Begin
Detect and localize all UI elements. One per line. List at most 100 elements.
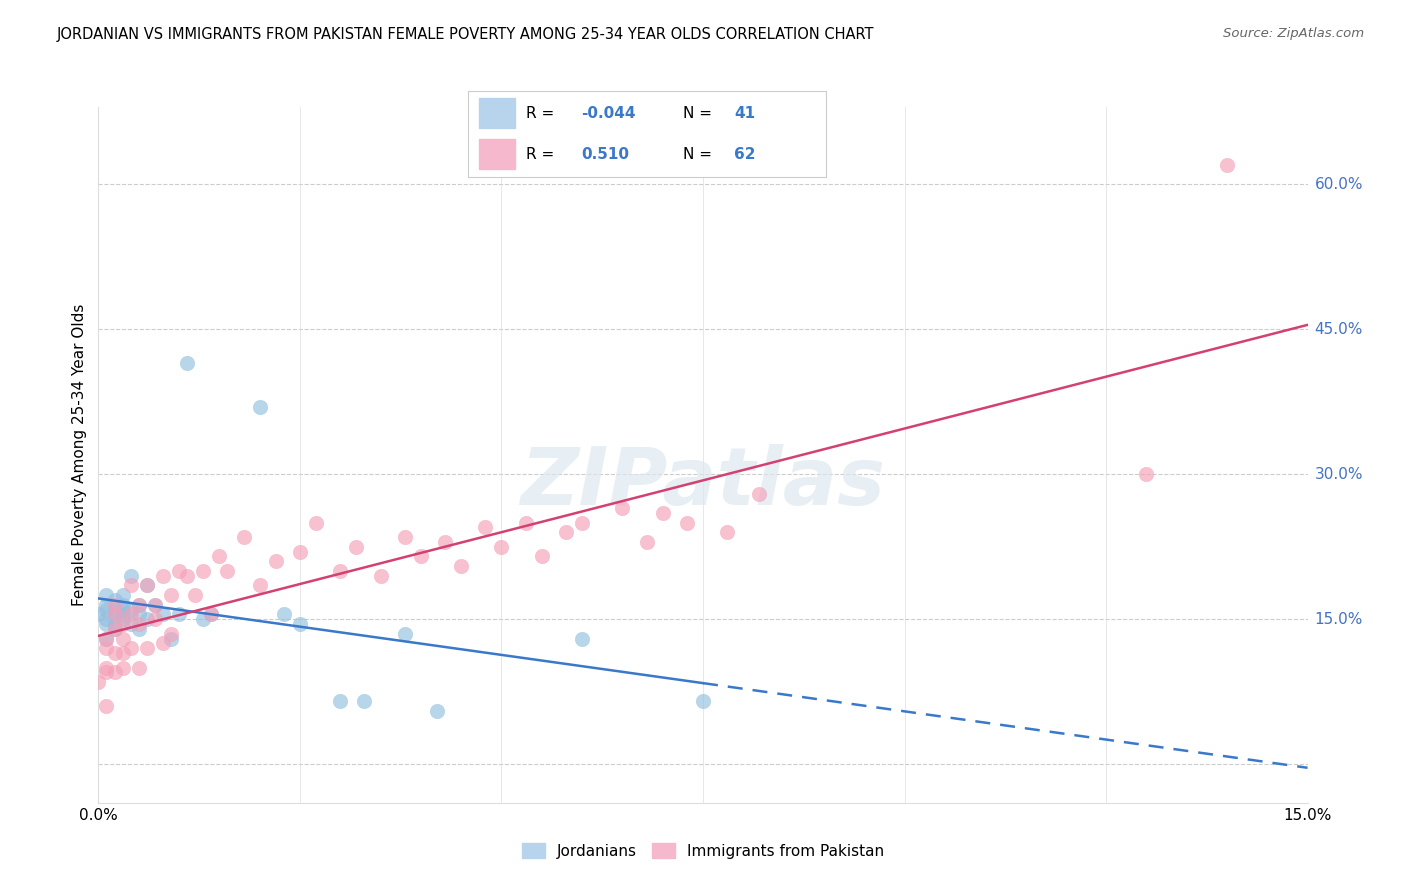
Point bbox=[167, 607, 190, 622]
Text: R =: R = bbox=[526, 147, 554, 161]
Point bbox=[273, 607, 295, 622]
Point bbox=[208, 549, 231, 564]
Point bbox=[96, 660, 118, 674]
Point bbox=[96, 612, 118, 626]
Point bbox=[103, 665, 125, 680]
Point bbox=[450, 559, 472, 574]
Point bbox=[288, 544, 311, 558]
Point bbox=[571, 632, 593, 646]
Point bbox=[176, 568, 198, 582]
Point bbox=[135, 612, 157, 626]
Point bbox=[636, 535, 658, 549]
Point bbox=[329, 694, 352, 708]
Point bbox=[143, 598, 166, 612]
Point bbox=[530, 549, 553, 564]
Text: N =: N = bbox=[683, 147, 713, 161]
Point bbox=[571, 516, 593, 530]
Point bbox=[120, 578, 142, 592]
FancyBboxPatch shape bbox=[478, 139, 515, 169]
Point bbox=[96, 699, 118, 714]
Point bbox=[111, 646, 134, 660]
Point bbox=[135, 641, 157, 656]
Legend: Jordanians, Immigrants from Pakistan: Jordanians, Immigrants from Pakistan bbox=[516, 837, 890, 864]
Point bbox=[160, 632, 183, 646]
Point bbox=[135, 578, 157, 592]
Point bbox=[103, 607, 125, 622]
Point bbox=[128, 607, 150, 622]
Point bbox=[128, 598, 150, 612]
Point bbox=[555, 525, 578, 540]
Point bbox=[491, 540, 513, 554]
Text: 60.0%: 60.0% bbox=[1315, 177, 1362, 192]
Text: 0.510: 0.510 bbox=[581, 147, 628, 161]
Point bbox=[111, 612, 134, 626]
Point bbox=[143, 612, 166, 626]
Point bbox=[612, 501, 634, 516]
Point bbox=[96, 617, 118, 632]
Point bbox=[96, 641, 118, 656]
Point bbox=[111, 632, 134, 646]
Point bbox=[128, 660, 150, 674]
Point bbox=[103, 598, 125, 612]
End
*Problem details*
Copy every line of the records above word for word, leaving out the pictures.

*Final result*
Detect and localize all UI elements. One per line. List at most 100 elements.
Point bbox=[167, 607, 190, 622]
Text: R =: R = bbox=[526, 147, 554, 161]
Point bbox=[273, 607, 295, 622]
Point bbox=[208, 549, 231, 564]
Point bbox=[96, 660, 118, 674]
Point bbox=[96, 612, 118, 626]
Point bbox=[103, 665, 125, 680]
Point bbox=[450, 559, 472, 574]
Point bbox=[288, 544, 311, 558]
Point bbox=[571, 632, 593, 646]
Point bbox=[176, 568, 198, 582]
Point bbox=[135, 612, 157, 626]
Point bbox=[636, 535, 658, 549]
Point bbox=[329, 694, 352, 708]
Point bbox=[143, 598, 166, 612]
Point bbox=[530, 549, 553, 564]
Text: N =: N = bbox=[683, 147, 713, 161]
Point bbox=[571, 516, 593, 530]
Point bbox=[120, 578, 142, 592]
FancyBboxPatch shape bbox=[478, 139, 515, 169]
Point bbox=[96, 699, 118, 714]
Point bbox=[111, 646, 134, 660]
Point bbox=[135, 641, 157, 656]
Legend: Jordanians, Immigrants from Pakistan: Jordanians, Immigrants from Pakistan bbox=[516, 837, 890, 864]
Point bbox=[160, 632, 183, 646]
Point bbox=[135, 578, 157, 592]
Point bbox=[103, 607, 125, 622]
Point bbox=[128, 607, 150, 622]
Point bbox=[128, 598, 150, 612]
Point bbox=[555, 525, 578, 540]
Point bbox=[491, 540, 513, 554]
Text: 60.0%: 60.0% bbox=[1315, 177, 1362, 192]
Text: 0.510: 0.510 bbox=[581, 147, 628, 161]
Point bbox=[111, 612, 134, 626]
Point bbox=[143, 612, 166, 626]
Point bbox=[612, 501, 634, 516]
Point bbox=[96, 617, 118, 632]
Point bbox=[96, 641, 118, 656]
Point bbox=[111, 632, 134, 646]
Point bbox=[128, 660, 150, 674]
Point bbox=[103, 598, 125, 612]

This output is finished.